Items from a figure collection:
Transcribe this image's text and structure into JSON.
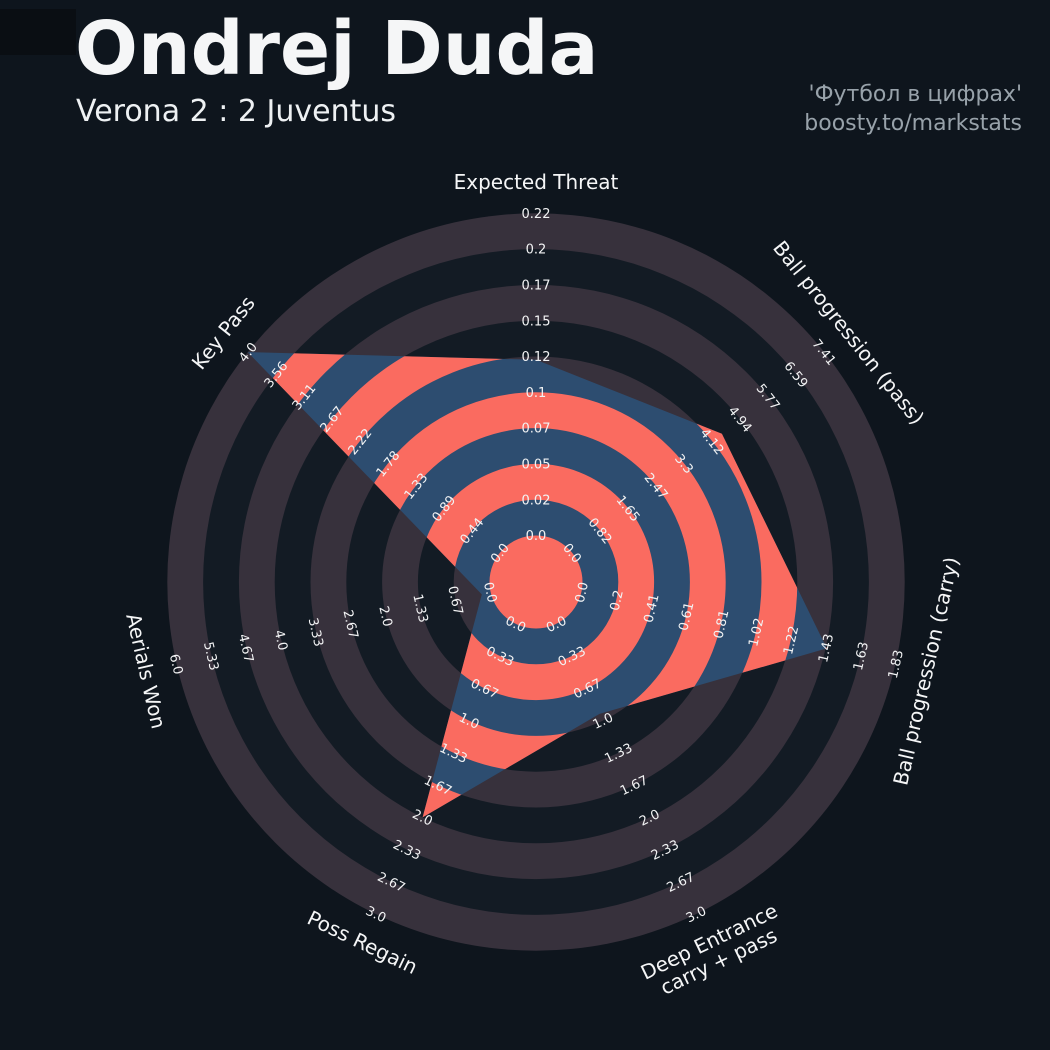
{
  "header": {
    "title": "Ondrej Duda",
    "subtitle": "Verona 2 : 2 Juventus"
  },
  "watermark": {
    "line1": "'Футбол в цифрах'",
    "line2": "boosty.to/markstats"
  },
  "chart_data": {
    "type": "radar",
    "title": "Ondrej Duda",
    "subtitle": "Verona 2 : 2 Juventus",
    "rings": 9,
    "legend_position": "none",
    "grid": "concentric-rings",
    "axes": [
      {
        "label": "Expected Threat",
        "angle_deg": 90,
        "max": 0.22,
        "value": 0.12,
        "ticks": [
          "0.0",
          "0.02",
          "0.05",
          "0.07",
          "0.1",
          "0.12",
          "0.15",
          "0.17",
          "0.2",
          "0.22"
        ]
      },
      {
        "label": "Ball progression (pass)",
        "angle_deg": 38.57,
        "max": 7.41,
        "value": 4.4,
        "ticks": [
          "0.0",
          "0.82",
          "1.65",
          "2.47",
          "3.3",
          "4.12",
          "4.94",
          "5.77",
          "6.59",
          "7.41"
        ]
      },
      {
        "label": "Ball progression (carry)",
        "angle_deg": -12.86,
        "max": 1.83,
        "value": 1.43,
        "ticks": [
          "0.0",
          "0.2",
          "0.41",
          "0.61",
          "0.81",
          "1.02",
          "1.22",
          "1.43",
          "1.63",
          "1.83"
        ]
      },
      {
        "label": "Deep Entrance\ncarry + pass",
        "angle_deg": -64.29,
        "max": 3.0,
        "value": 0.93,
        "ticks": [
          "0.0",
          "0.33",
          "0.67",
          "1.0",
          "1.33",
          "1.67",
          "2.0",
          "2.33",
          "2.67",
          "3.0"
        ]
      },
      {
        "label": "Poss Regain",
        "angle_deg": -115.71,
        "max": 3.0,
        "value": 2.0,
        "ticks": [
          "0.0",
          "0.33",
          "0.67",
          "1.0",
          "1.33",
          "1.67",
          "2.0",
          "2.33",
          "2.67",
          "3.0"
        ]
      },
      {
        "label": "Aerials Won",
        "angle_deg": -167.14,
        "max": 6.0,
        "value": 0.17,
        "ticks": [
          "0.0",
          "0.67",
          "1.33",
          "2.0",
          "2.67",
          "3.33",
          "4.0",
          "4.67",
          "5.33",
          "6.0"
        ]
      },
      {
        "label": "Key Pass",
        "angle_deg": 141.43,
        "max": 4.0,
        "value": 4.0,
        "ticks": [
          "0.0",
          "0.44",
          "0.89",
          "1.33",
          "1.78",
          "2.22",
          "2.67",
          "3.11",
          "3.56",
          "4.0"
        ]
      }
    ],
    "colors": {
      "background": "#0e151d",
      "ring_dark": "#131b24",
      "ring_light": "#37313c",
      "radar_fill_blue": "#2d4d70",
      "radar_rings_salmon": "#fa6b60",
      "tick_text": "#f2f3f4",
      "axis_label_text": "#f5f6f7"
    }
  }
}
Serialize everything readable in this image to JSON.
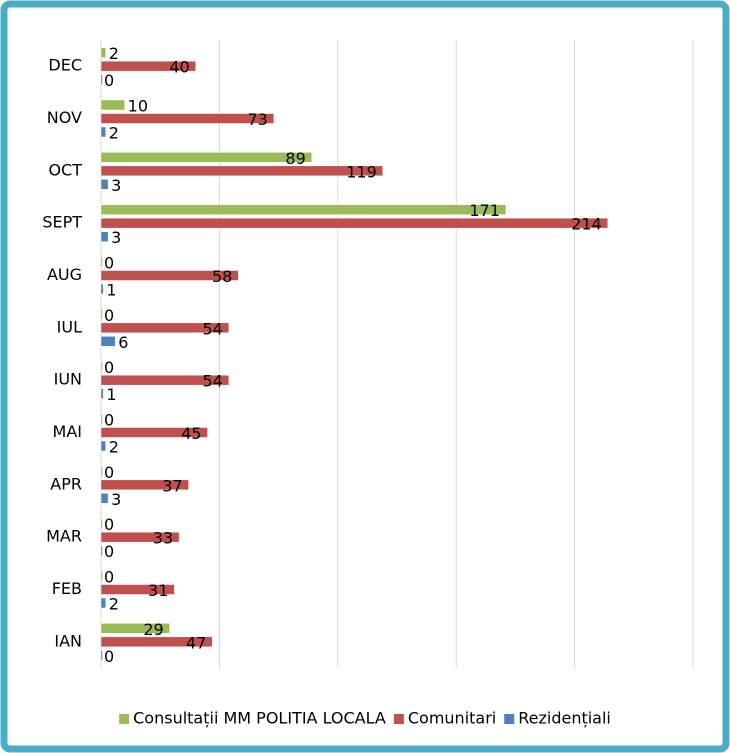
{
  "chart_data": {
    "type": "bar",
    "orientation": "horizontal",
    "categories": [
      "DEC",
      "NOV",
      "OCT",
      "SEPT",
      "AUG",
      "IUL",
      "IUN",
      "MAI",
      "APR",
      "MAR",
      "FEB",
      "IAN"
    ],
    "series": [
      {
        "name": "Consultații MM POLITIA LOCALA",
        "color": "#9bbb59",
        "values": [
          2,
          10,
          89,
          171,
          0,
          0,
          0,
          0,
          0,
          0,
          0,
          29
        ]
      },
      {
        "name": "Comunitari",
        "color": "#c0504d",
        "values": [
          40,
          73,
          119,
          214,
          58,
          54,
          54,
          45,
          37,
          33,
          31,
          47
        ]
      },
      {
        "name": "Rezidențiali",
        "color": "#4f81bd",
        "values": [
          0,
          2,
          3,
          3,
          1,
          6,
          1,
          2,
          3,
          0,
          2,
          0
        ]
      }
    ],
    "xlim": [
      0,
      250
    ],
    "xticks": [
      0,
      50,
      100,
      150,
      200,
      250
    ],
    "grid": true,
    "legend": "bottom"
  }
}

(Exercise details):
With pictures left out, extract the lines from the one containing "Serialize everything readable" to the end of the material above, both included, exactly as written.

(Solution for this exercise):
Serialize everything readable in this image to JSON.
{
  "chart_data": {
    "type": "bar",
    "orientation": "horizontal",
    "categories": [
      "DEC",
      "NOV",
      "OCT",
      "SEPT",
      "AUG",
      "IUL",
      "IUN",
      "MAI",
      "APR",
      "MAR",
      "FEB",
      "IAN"
    ],
    "series": [
      {
        "name": "Consultații MM POLITIA LOCALA",
        "color": "#9bbb59",
        "values": [
          2,
          10,
          89,
          171,
          0,
          0,
          0,
          0,
          0,
          0,
          0,
          29
        ]
      },
      {
        "name": "Comunitari",
        "color": "#c0504d",
        "values": [
          40,
          73,
          119,
          214,
          58,
          54,
          54,
          45,
          37,
          33,
          31,
          47
        ]
      },
      {
        "name": "Rezidențiali",
        "color": "#4f81bd",
        "values": [
          0,
          2,
          3,
          3,
          1,
          6,
          1,
          2,
          3,
          0,
          2,
          0
        ]
      }
    ],
    "xlim": [
      0,
      250
    ],
    "xticks": [
      0,
      50,
      100,
      150,
      200,
      250
    ],
    "grid": true,
    "legend": "bottom"
  }
}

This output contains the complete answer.